RECORDS FOR THE EXERCISE:
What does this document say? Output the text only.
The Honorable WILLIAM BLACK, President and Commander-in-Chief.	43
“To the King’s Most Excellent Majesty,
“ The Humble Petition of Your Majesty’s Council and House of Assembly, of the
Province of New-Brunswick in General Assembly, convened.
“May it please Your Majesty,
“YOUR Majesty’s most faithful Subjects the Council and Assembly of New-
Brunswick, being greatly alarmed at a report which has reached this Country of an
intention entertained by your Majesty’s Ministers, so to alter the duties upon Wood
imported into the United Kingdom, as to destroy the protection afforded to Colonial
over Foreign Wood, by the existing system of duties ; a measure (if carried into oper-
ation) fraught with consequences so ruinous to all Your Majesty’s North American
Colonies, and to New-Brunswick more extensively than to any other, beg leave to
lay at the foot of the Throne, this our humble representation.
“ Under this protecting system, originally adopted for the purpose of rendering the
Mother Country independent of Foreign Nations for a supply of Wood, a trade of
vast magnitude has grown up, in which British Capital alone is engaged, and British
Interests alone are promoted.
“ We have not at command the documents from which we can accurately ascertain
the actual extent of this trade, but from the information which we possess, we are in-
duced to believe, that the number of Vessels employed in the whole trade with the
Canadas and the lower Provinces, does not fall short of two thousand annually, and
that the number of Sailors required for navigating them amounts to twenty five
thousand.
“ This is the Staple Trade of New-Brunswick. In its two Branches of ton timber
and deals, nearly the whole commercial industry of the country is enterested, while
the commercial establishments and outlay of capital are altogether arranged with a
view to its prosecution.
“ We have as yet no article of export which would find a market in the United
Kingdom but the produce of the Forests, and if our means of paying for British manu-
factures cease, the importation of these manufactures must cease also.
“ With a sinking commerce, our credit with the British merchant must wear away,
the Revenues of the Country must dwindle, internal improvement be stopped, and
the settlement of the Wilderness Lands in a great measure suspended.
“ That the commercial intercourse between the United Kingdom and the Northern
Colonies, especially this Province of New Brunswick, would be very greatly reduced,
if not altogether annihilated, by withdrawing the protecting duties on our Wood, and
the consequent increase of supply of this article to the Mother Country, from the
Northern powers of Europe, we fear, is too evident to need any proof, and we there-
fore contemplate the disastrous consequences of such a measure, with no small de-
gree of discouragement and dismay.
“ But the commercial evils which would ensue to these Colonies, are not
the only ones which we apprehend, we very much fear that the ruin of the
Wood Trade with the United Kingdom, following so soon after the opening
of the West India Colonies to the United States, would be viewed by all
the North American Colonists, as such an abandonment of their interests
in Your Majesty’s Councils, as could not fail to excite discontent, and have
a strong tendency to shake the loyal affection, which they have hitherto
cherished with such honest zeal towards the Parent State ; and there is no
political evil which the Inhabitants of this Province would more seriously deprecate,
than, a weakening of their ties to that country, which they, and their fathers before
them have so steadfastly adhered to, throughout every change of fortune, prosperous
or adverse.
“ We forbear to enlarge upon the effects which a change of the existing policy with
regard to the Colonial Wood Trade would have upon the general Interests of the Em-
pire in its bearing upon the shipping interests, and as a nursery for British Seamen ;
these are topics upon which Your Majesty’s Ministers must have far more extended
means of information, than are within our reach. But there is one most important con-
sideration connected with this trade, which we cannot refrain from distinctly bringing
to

TASK GOAL: Copy each line of the data exactly, leaving nothing out.

COMPLETE RESPONSE:
What does this document say? Output the text only.
The Honorable WILLIAM BLACK, President and Commander-in-Chief.	43
“To the King’s Most Excellent Majesty,
“ The Humble Petition of Your Majesty’s Council and House of Assembly, of the
Province of New-Brunswick in General Assembly, convened.
“May it please Your Majesty,
“YOUR Majesty’s most faithful Subjects the Council and Assembly of New-
Brunswick, being greatly alarmed at a report which has reached this Country of an
intention entertained by your Majesty’s Ministers, so to alter the duties upon Wood
imported into the United Kingdom, as to destroy the protection afforded to Colonial
over Foreign Wood, by the existing system of duties ; a measure (if carried into oper-
ation) fraught with consequences so ruinous to all Your Majesty’s North American
Colonies, and to New-Brunswick more extensively than to any other, beg leave to
lay at the foot of the Throne, this our humble representation.
“ Under this protecting system, originally adopted for the purpose of rendering the
Mother Country independent of Foreign Nations for a supply of Wood, a trade of
vast magnitude has grown up, in which British Capital alone is engaged, and British
Interests alone are promoted.
“ We have not at command the documents from which we can accurately ascertain
the actual extent of this trade, but from the information which we possess, we are in-
duced to believe, that the number of Vessels employed in the whole trade with the
Canadas and the lower Provinces, does not fall short of two thousand annually, and
that the number of Sailors required for navigating them amounts to twenty five
thousand.
“ This is the Staple Trade of New-Brunswick. In its two Branches of ton timber
and deals, nearly the whole commercial industry of the country is enterested, while
the commercial establishments and outlay of capital are altogether arranged with a
view to its prosecution.
“ We have as yet no article of export which would find a market in the United
Kingdom but the produce of the Forests, and if our means of paying for British manu-
factures cease, the importation of these manufactures must cease also.
“ With a sinking commerce, our credit with the British merchant must wear away,
the Revenues of the Country must dwindle, internal improvement be stopped, and
the settlement of the Wilderness Lands in a great measure suspended.
“ That the commercial intercourse between the United Kingdom and the Northern
Colonies, especially this Province of New Brunswick, would be very greatly reduced,
if not altogether annihilated, by withdrawing the protecting duties on our Wood, and
the consequent increase of supply of this article to the Mother Country, from the
Northern powers of Europe, we fear, is too evident to need any proof, and we there-
fore contemplate the disastrous consequences of such a measure, with no small de-
gree of discouragement and dismay.
“ But the commercial evils which would ensue to these Colonies, are not
the only ones which we apprehend, we very much fear that the ruin of the
Wood Trade with the United Kingdom, following so soon after the opening
of the West India Colonies to the United States, would be viewed by all
the North American Colonists, as such an abandonment of their interests
in Your Majesty’s Councils, as could not fail to excite discontent, and have
a strong tendency to shake the loyal affection, which they have hitherto
cherished with such honest zeal towards the Parent State ; and there is no
political evil which the Inhabitants of this Province would more seriously deprecate,
than, a weakening of their ties to that country, which they, and their fathers before
them have so steadfastly adhered to, throughout every change of fortune, prosperous
or adverse.
“ We forbear to enlarge upon the effects which a change of the existing policy with
regard to the Colonial Wood Trade would have upon the general Interests of the Em-
pire in its bearing upon the shipping interests, and as a nursery for British Seamen ;
these are topics upon which Your Majesty’s Ministers must have far more extended
means of information, than are within our reach. But there is one most important con-
sideration connected with this trade, which we cannot refrain from distinctly bringing
to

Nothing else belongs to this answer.